++++ AVAILABLE DATA

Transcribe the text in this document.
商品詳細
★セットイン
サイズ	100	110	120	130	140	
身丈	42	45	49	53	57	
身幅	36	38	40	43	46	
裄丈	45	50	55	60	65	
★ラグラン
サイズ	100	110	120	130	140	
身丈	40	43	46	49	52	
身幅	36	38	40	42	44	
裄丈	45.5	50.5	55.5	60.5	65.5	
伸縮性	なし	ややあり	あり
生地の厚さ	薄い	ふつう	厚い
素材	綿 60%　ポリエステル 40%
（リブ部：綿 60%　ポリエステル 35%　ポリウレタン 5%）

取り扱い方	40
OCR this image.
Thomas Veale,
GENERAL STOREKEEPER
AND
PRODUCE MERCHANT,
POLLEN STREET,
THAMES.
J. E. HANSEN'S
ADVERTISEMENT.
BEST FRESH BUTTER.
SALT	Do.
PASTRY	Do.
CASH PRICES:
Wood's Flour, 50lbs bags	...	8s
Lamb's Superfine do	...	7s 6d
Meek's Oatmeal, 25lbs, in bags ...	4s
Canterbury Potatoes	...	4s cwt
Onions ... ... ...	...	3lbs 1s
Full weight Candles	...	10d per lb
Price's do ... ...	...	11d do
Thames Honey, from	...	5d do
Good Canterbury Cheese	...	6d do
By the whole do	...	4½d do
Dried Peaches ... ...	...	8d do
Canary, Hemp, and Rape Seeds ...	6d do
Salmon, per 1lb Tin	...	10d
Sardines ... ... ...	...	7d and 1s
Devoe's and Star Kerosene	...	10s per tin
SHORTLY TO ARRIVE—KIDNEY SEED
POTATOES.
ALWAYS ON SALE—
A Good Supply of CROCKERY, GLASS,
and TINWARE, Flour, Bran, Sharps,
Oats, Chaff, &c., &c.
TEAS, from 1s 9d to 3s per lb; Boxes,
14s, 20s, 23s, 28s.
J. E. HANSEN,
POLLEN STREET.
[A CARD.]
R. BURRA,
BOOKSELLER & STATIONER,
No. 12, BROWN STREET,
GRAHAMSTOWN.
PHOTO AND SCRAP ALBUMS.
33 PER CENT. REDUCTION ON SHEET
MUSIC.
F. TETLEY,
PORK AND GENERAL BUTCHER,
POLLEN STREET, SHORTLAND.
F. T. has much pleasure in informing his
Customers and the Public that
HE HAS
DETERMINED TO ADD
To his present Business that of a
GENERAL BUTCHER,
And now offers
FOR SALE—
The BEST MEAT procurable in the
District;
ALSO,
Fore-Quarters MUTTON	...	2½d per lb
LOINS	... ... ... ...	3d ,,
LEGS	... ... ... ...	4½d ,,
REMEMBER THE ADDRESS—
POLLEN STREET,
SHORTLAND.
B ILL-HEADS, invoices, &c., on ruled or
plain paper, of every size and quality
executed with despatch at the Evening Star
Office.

++++++++

▸ TASK
Show the lines where the word "from" appears in the entries.

▸ OUTPUT FOR THIS EXERCISE
Thames Honey, from	...	5d do
TEAS, from 1s 9d to 3s per lb; Boxes,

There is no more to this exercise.